Work to complete
Every line below that has the word "kaynağı" counts once; report how many lines that makes, with no other words.

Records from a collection
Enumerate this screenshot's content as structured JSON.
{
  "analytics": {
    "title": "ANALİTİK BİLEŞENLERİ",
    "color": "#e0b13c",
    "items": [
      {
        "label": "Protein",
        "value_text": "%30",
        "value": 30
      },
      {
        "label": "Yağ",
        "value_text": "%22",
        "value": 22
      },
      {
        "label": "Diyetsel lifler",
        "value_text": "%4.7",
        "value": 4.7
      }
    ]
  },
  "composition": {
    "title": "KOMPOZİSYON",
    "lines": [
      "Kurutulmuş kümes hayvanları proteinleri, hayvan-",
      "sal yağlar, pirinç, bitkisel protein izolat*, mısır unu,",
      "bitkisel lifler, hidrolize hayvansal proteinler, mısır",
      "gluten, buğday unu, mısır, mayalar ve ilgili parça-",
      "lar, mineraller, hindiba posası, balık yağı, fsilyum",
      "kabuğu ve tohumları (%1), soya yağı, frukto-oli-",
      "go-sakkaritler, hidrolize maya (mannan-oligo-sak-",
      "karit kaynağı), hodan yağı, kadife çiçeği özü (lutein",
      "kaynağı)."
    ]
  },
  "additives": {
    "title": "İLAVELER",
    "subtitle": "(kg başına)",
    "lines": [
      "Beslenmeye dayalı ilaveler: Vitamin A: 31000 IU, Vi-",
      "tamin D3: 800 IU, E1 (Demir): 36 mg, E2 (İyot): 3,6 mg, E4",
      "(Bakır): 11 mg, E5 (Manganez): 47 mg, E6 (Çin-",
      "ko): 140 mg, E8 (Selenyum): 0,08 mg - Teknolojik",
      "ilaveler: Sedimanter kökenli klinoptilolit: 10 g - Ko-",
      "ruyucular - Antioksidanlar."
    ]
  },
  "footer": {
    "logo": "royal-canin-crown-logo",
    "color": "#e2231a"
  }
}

...

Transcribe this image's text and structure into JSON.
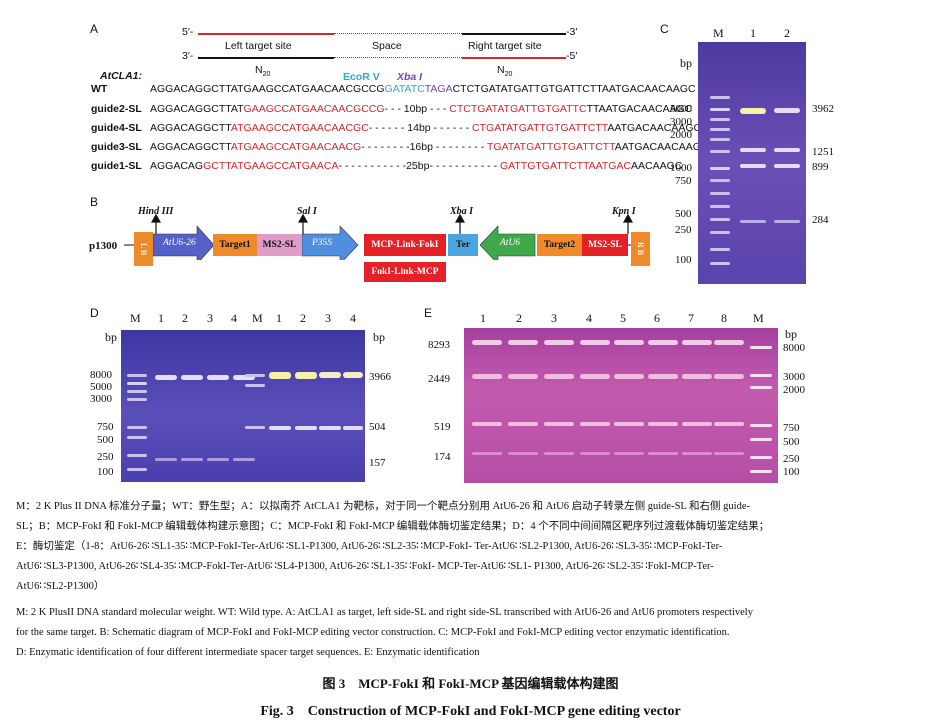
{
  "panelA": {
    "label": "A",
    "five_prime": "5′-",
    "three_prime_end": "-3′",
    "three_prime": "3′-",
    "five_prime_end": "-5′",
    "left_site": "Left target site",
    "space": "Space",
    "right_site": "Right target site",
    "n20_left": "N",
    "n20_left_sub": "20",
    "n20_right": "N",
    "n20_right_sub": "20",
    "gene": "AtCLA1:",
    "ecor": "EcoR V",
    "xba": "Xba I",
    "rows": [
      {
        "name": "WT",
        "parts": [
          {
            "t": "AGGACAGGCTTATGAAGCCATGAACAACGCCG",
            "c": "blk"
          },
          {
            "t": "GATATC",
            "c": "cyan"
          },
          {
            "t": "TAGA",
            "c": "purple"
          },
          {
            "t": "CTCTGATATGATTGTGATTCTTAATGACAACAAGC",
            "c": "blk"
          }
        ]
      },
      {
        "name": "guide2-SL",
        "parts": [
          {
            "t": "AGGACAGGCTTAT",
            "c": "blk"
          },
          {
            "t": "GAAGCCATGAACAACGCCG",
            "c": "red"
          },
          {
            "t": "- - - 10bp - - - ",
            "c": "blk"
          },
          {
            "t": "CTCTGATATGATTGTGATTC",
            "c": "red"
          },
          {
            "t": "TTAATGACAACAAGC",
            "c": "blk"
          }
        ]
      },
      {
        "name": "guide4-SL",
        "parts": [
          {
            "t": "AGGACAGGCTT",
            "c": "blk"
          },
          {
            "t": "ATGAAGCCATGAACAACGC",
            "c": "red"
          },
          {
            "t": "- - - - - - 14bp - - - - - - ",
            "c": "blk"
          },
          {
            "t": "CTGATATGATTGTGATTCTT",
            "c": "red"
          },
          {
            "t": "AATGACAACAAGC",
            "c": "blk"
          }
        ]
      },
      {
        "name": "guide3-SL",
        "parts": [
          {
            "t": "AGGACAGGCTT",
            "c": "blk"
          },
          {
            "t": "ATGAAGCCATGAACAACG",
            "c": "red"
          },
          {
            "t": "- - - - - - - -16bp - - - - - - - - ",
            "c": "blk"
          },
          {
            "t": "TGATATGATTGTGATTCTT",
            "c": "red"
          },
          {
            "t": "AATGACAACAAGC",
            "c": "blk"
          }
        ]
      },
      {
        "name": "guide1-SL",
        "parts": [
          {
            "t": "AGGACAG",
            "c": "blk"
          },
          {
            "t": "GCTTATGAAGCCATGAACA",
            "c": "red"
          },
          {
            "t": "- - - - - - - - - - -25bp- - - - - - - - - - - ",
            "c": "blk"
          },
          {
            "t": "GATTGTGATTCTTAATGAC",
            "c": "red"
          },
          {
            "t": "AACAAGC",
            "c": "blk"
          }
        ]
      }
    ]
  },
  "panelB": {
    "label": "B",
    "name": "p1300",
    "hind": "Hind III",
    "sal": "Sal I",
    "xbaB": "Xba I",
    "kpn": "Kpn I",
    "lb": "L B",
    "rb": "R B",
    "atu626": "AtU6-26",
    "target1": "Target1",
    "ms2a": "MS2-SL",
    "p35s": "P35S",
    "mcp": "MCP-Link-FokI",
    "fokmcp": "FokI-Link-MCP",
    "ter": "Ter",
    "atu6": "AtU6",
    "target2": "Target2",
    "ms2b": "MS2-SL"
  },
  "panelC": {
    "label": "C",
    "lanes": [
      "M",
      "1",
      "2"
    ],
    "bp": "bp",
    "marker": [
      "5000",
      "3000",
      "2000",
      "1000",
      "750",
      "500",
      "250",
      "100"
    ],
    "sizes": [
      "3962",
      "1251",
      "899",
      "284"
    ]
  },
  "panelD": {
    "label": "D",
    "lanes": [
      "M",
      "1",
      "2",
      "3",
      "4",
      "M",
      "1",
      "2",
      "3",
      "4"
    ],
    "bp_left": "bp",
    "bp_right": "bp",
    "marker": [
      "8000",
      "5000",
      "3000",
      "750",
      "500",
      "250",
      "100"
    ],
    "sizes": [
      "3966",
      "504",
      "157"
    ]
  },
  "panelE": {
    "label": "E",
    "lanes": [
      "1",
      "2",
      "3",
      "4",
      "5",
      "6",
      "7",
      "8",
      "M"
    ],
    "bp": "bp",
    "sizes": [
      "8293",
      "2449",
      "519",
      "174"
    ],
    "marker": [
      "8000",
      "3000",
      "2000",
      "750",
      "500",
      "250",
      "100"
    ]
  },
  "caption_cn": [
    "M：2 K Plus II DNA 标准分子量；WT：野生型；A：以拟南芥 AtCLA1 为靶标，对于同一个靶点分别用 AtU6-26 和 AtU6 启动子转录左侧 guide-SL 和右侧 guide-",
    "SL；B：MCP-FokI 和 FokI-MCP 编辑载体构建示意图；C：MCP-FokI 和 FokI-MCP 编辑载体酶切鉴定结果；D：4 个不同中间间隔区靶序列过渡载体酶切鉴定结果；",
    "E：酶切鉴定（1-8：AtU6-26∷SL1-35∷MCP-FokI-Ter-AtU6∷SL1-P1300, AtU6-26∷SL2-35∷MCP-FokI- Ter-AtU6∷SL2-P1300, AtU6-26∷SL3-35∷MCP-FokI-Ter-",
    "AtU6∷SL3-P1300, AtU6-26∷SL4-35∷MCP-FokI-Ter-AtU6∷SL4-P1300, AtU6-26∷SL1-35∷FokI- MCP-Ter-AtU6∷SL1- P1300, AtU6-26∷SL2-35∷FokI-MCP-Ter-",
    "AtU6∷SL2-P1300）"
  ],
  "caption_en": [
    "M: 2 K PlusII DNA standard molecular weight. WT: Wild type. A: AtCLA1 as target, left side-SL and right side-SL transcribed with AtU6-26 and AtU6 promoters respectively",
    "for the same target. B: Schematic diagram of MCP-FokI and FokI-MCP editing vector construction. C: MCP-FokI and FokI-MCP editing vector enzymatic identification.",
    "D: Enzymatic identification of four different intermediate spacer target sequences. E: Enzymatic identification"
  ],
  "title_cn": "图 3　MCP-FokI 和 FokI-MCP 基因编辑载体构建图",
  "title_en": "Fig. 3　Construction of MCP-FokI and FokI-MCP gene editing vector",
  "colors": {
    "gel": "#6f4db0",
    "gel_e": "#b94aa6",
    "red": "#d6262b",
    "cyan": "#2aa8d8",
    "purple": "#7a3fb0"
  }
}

---

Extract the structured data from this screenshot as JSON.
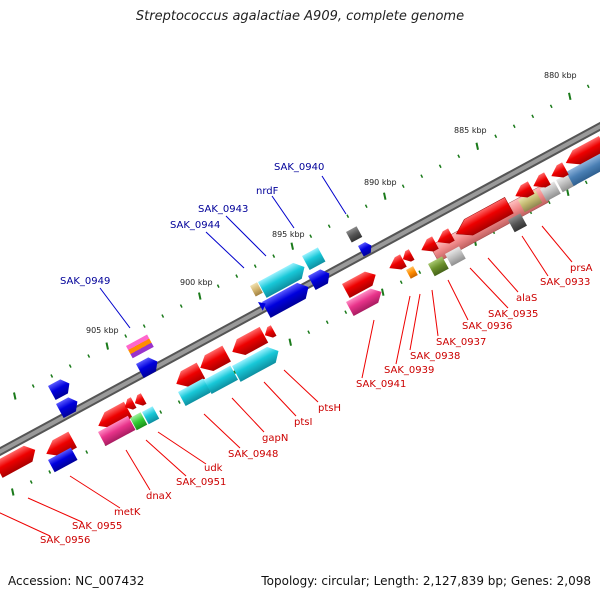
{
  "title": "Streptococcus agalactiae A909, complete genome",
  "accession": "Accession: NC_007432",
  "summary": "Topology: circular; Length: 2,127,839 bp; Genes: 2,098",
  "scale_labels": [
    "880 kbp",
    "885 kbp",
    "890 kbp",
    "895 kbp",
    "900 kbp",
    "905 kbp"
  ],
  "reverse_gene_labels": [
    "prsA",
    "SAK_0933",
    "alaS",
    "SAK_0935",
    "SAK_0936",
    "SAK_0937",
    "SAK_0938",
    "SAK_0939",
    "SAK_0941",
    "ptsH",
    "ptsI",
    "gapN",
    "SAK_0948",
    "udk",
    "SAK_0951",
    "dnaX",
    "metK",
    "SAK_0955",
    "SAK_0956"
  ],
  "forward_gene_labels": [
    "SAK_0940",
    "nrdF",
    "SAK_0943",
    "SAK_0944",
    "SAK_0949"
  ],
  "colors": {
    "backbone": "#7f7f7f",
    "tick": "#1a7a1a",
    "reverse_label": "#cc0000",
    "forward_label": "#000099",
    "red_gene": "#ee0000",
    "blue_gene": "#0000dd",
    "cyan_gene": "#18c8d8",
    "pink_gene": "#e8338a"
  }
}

Solution below
2